=== Task goal ===
Repeat each entry as written and leave the images out of the copy.

Records from a collection of figures:

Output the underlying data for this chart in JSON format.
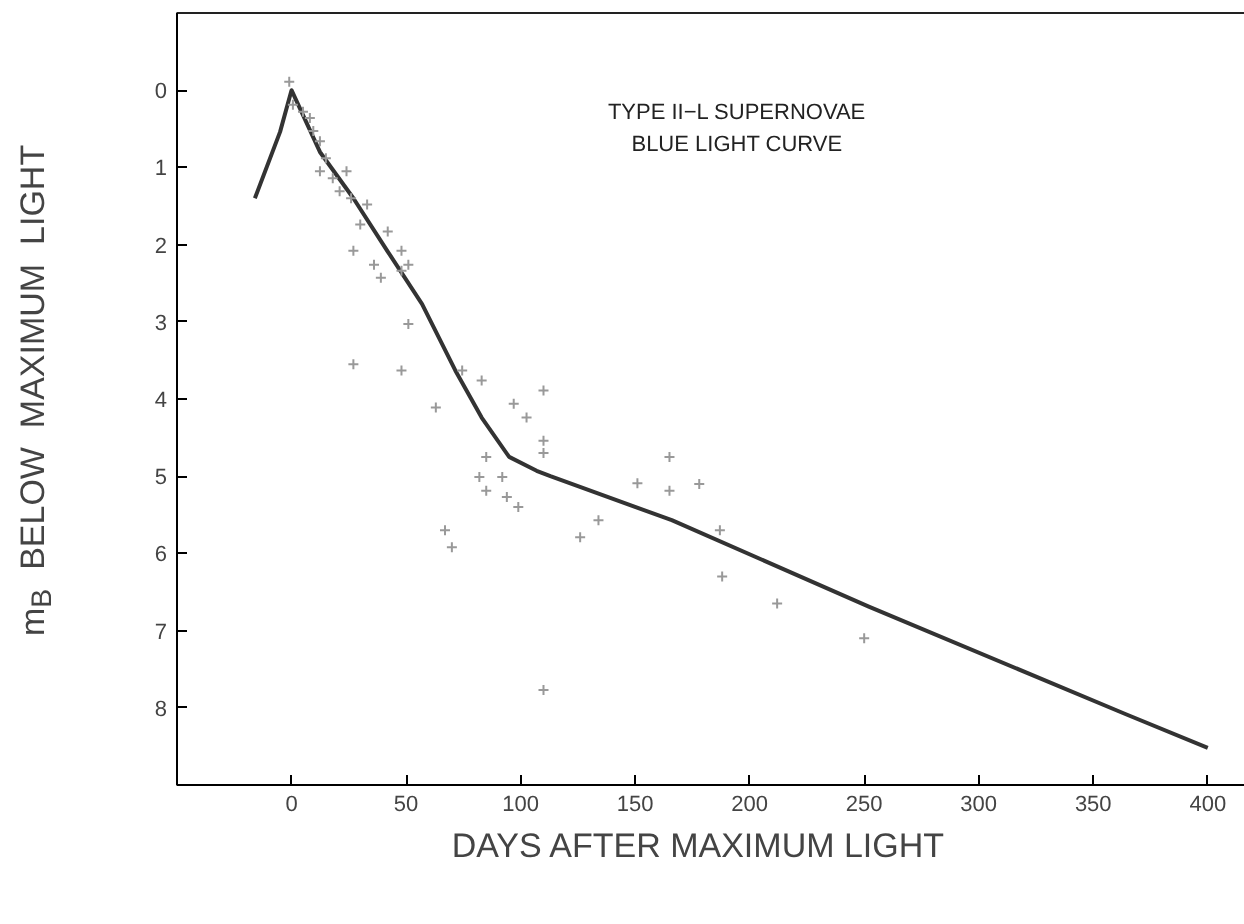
{
  "chart_data": {
    "type": "scatter",
    "xlabel": "DAYS  AFTER  MAXIMUM  LIGHT",
    "ylabel": "m$_{B}$   BELOW  MAXIMUM  LIGHT",
    "annotations": [
      "TYPE II−L SUPERNOVAE",
      "BLUE LIGHT CURVE"
    ],
    "xlim": [
      -50,
      418
    ],
    "ylim": [
      9,
      -1
    ],
    "xticks": [
      0,
      50,
      100,
      150,
      200,
      250,
      300,
      350,
      400
    ],
    "yticks": [
      0,
      1,
      2,
      3,
      4,
      5,
      6,
      7,
      8
    ],
    "grid": false,
    "series": [
      {
        "type": "line",
        "color": "#333333",
        "line_style": "solid",
        "x": [
          -16,
          -5,
          0,
          12.4,
          27,
          42,
          57,
          71.5,
          83,
          95,
          107,
          113,
          166,
          252,
          364,
          400
        ],
        "values": [
          1.4,
          0.54,
          0,
          0.8,
          1.4,
          2.09,
          2.77,
          3.63,
          4.24,
          4.75,
          4.93,
          5.0,
          5.57,
          6.69,
          8.08,
          8.52
        ]
      },
      {
        "color": "#999999",
        "marker": "cross",
        "x": [
          -1,
          0.6,
          5,
          9.5,
          12.4,
          8,
          15,
          12.4,
          18,
          24,
          21,
          26,
          33,
          30,
          27,
          36,
          42,
          48,
          48,
          51,
          39,
          51,
          27,
          48,
          63,
          74.5,
          83,
          97,
          110,
          102.6,
          110,
          110,
          85,
          82,
          85,
          92,
          94,
          99,
          67,
          70,
          126,
          134,
          151,
          165,
          165,
          178,
          187,
          188,
          212,
          250,
          110
        ],
        "values": [
          -0.11,
          0.19,
          0.28,
          0.53,
          0.66,
          0.36,
          0.88,
          1.05,
          1.14,
          1.05,
          1.31,
          1.4,
          1.48,
          1.74,
          2.08,
          2.26,
          1.83,
          2.08,
          2.34,
          2.26,
          2.43,
          3.03,
          3.55,
          3.63,
          4.11,
          3.63,
          3.76,
          4.06,
          3.89,
          4.24,
          4.54,
          4.7,
          4.75,
          5.01,
          5.19,
          5.01,
          5.27,
          5.4,
          5.7,
          5.92,
          5.79,
          5.57,
          5.09,
          4.75,
          5.19,
          5.1,
          5.7,
          6.3,
          6.65,
          7.1,
          7.77
        ]
      }
    ]
  }
}
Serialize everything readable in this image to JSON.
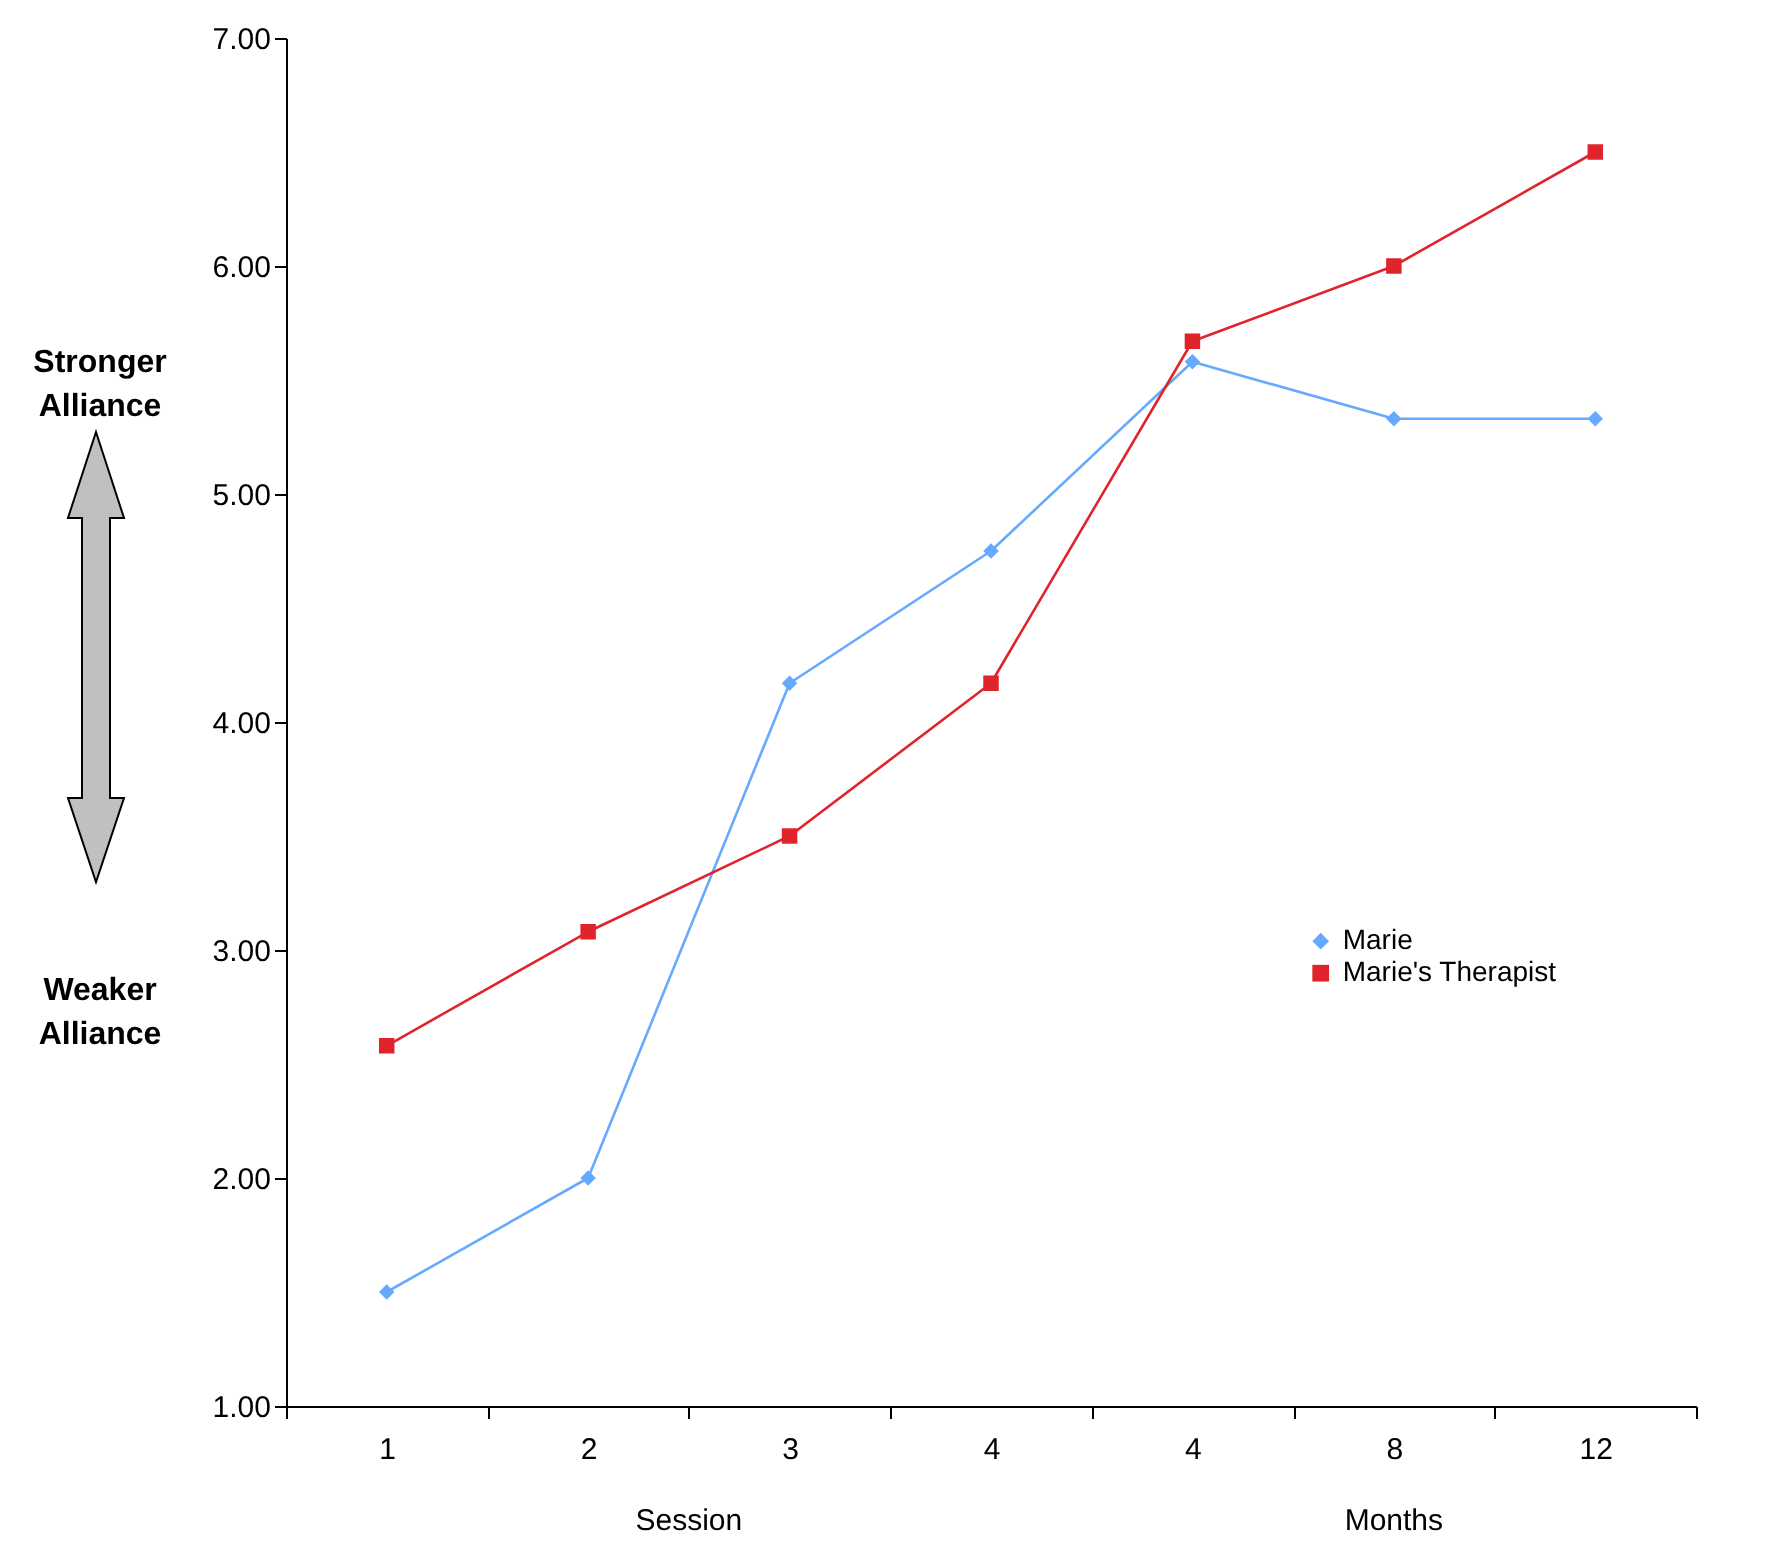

=== Written response ===
Output the underlying data for this chart in JSON format.
{
  "chart_data": {
    "type": "scatter",
    "xlabel": "DAYS  AFTER  MAXIMUM  LIGHT",
    "ylabel": "m$_{B}$   BELOW  MAXIMUM  LIGHT",
    "annotations": [
      "TYPE II−L SUPERNOVAE",
      "BLUE LIGHT CURVE"
    ],
    "xlim": [
      -50,
      418
    ],
    "ylim": [
      9,
      -1
    ],
    "xticks": [
      0,
      50,
      100,
      150,
      200,
      250,
      300,
      350,
      400
    ],
    "yticks": [
      0,
      1,
      2,
      3,
      4,
      5,
      6,
      7,
      8
    ],
    "grid": false,
    "series": [
      {
        "type": "line",
        "color": "#333333",
        "line_style": "solid",
        "x": [
          -16,
          -5,
          0,
          12.4,
          27,
          42,
          57,
          71.5,
          83,
          95,
          107,
          113,
          166,
          252,
          364,
          400
        ],
        "values": [
          1.4,
          0.54,
          0,
          0.8,
          1.4,
          2.09,
          2.77,
          3.63,
          4.24,
          4.75,
          4.93,
          5.0,
          5.57,
          6.69,
          8.08,
          8.52
        ]
      },
      {
        "color": "#999999",
        "marker": "cross",
        "x": [
          -1,
          0.6,
          5,
          9.5,
          12.4,
          8,
          15,
          12.4,
          18,
          24,
          21,
          26,
          33,
          30,
          27,
          36,
          42,
          48,
          48,
          51,
          39,
          51,
          27,
          48,
          63,
          74.5,
          83,
          97,
          110,
          102.6,
          110,
          110,
          85,
          82,
          85,
          92,
          94,
          99,
          67,
          70,
          126,
          134,
          151,
          165,
          165,
          178,
          187,
          188,
          212,
          250,
          110
        ],
        "values": [
          -0.11,
          0.19,
          0.28,
          0.53,
          0.66,
          0.36,
          0.88,
          1.05,
          1.14,
          1.05,
          1.31,
          1.4,
          1.48,
          1.74,
          2.08,
          2.26,
          1.83,
          2.08,
          2.34,
          2.26,
          2.43,
          3.03,
          3.55,
          3.63,
          4.11,
          3.63,
          3.76,
          4.06,
          3.89,
          4.24,
          4.54,
          4.7,
          4.75,
          5.01,
          5.19,
          5.01,
          5.27,
          5.4,
          5.7,
          5.92,
          5.79,
          5.57,
          5.09,
          4.75,
          5.19,
          5.1,
          5.7,
          6.3,
          6.65,
          7.1,
          7.77
        ]
      }
    ]
  }
}
Serialize everything readable in this image to JSON.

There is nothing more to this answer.